**What to work on**. Look through the records that follow and state how many lines hold the word "nGolgi", without adding anything.

**Recorded information**.
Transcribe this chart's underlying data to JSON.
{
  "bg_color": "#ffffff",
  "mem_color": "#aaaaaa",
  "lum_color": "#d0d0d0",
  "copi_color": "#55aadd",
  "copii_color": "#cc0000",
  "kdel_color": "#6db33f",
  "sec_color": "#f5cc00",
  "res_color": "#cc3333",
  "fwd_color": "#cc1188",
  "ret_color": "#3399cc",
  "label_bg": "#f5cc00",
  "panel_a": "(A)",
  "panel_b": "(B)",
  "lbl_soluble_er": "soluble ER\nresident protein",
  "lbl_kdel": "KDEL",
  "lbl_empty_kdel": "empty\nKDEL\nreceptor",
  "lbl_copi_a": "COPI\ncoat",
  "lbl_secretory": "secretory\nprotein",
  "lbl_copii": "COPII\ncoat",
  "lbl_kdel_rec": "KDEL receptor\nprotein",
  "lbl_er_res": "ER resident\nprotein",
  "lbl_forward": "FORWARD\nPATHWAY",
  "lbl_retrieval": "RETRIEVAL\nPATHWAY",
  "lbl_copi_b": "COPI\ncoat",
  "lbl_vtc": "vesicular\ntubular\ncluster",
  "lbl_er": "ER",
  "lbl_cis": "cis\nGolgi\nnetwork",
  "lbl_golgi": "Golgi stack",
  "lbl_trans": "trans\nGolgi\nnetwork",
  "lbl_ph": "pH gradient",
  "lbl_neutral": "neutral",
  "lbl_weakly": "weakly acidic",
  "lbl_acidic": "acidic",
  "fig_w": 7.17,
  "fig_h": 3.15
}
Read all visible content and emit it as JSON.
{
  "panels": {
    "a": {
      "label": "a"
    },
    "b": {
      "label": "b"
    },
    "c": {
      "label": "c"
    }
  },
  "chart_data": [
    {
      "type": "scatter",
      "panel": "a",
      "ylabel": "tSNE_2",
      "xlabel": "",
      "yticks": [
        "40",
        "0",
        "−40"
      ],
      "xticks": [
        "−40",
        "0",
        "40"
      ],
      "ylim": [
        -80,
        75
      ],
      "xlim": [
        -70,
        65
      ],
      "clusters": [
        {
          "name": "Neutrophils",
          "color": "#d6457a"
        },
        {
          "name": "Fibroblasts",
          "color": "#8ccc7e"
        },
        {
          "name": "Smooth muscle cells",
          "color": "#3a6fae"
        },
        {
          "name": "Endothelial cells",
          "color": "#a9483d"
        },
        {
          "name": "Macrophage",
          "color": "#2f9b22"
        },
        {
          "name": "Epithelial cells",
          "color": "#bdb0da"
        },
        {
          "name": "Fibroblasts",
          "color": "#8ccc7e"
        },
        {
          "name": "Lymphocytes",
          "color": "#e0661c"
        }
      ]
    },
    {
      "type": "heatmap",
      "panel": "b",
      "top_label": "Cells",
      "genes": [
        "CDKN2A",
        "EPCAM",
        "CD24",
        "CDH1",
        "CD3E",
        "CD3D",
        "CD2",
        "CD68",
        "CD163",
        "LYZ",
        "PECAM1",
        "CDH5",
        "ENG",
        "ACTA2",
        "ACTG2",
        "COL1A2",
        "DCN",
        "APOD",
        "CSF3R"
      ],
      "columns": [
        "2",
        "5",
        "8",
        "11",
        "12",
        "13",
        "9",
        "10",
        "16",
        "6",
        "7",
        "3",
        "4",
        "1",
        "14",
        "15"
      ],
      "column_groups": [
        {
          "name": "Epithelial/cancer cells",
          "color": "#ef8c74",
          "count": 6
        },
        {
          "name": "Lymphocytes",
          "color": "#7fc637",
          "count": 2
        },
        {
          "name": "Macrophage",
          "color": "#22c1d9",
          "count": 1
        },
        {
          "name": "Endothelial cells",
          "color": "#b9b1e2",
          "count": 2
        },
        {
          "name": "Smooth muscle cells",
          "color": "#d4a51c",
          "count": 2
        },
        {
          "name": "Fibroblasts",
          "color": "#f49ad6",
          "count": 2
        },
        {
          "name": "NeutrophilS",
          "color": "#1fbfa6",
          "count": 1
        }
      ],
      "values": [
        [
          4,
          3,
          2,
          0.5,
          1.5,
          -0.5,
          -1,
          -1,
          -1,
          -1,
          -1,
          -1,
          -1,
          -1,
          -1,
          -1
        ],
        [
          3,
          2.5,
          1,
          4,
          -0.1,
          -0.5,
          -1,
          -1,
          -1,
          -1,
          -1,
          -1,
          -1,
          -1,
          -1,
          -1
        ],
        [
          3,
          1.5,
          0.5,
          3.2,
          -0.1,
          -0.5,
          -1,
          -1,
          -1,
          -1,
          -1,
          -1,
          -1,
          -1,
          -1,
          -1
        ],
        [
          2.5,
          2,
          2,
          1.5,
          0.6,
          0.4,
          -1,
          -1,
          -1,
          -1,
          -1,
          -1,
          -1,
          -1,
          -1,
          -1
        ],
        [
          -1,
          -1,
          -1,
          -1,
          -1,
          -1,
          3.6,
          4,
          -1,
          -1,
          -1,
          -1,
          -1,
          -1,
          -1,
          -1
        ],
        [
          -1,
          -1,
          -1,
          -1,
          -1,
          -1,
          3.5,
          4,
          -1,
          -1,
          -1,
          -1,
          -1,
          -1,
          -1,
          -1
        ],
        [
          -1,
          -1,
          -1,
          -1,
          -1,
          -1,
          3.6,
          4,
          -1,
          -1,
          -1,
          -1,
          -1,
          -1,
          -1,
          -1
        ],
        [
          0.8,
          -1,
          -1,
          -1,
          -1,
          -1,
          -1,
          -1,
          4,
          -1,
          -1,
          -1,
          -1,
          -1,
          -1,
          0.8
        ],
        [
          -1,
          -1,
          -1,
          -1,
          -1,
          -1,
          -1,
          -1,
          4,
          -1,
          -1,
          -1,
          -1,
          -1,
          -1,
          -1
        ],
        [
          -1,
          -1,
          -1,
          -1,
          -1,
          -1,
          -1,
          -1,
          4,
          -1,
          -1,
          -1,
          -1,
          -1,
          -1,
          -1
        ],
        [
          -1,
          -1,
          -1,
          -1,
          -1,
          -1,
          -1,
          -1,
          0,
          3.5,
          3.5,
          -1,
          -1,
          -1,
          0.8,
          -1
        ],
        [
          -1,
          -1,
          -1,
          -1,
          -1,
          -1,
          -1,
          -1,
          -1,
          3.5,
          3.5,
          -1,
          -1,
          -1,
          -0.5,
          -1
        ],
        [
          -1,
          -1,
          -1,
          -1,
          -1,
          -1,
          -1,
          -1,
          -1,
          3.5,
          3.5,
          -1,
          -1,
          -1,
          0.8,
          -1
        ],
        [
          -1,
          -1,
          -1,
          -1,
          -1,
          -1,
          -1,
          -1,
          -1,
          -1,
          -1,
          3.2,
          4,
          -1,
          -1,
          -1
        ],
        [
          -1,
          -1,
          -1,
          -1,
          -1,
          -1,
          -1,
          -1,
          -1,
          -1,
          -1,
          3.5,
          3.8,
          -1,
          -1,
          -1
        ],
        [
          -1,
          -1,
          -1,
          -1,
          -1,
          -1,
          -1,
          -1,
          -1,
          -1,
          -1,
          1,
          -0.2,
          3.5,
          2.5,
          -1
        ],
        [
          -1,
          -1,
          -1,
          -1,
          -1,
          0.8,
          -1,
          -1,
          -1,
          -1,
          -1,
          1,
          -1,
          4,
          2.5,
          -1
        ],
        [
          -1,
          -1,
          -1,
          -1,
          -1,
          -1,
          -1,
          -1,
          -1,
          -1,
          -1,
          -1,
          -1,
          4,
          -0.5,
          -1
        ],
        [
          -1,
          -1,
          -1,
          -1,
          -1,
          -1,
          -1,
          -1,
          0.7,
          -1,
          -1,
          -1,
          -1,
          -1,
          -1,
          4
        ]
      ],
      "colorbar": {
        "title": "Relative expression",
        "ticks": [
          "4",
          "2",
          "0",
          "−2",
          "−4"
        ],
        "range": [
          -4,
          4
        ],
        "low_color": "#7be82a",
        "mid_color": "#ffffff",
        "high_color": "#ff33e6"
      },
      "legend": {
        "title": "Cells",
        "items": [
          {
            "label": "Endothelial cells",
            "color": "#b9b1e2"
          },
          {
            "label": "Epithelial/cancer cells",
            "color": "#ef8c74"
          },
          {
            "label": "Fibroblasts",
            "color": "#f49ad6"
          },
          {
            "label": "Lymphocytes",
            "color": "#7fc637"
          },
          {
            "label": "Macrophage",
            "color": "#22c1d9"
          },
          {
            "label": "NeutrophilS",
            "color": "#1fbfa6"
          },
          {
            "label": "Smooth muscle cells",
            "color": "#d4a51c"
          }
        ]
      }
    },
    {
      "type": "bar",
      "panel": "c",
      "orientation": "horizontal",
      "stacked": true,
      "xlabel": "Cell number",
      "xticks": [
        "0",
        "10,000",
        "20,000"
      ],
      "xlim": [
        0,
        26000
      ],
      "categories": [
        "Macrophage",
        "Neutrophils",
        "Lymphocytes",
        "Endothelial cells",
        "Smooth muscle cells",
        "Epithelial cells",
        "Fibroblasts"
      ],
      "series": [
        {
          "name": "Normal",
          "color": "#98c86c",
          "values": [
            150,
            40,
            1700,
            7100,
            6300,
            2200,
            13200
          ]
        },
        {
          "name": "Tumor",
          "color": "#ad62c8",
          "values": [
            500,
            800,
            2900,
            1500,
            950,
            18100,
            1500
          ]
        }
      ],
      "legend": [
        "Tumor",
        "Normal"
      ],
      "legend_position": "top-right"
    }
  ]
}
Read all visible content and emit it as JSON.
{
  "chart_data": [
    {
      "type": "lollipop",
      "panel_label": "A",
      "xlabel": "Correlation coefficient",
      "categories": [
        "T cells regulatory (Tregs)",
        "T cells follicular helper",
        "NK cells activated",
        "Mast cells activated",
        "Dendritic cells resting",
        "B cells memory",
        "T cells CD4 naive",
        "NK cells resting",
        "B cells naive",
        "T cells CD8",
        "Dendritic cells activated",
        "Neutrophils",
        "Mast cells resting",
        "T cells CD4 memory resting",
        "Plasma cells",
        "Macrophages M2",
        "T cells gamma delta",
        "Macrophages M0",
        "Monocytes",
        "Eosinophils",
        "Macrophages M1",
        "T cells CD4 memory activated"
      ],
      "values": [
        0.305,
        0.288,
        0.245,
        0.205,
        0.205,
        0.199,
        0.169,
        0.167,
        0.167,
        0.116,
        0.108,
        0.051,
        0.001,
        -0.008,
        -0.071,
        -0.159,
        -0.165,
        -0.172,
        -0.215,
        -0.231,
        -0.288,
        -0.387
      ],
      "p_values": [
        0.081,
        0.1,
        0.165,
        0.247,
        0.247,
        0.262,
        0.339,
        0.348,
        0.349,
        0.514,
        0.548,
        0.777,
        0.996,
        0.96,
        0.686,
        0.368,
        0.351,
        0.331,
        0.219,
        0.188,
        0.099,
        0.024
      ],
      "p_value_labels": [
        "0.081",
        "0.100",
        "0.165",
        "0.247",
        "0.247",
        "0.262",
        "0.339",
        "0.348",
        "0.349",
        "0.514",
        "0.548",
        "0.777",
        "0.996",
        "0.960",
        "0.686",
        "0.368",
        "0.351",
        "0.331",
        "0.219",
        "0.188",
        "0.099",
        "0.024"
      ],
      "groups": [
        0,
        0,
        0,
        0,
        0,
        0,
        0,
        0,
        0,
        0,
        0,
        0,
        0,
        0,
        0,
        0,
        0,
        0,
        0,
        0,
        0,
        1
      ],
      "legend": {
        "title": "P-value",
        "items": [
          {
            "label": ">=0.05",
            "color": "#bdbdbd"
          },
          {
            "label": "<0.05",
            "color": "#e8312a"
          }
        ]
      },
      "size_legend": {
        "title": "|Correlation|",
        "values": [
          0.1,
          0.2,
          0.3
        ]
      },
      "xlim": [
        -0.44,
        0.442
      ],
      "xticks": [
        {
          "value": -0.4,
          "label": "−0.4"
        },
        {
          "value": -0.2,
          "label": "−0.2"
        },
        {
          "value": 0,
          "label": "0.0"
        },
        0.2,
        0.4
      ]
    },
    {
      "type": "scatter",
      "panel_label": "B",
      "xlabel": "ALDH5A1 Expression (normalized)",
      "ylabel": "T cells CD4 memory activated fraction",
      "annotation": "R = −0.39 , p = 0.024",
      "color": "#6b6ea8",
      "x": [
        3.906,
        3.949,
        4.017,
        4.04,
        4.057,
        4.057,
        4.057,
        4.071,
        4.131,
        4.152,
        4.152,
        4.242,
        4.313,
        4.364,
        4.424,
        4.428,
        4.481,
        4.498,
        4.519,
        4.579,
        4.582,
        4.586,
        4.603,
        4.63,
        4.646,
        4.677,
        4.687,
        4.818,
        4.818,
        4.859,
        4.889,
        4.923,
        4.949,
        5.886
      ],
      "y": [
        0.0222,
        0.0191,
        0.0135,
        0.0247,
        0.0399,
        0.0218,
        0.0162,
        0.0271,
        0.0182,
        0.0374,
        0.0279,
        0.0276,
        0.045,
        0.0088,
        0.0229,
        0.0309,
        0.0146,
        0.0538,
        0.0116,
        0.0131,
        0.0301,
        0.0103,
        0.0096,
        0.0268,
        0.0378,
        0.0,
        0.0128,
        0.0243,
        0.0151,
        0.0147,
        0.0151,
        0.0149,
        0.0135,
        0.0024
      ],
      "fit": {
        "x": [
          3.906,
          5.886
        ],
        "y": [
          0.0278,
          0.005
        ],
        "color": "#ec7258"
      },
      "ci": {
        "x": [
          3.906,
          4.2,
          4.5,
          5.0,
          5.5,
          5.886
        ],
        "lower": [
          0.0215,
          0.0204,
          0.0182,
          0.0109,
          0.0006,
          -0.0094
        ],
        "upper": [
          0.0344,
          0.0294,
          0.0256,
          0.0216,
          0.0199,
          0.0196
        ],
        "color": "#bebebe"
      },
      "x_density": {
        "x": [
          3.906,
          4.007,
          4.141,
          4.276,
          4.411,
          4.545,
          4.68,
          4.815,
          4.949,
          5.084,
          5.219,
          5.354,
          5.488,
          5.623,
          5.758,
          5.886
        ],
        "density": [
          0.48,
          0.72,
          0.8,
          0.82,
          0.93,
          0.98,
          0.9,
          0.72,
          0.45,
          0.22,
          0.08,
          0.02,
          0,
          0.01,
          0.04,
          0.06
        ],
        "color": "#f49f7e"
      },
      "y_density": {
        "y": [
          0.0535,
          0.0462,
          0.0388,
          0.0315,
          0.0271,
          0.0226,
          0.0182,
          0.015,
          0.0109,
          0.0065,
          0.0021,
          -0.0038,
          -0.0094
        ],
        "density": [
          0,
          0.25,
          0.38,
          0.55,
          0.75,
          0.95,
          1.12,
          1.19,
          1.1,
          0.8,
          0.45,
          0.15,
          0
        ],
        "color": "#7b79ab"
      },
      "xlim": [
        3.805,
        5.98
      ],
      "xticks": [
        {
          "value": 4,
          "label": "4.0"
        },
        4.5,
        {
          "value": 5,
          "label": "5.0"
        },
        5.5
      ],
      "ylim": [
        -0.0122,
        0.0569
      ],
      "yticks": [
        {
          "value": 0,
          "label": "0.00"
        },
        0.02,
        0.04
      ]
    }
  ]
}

**Problem solution**. 2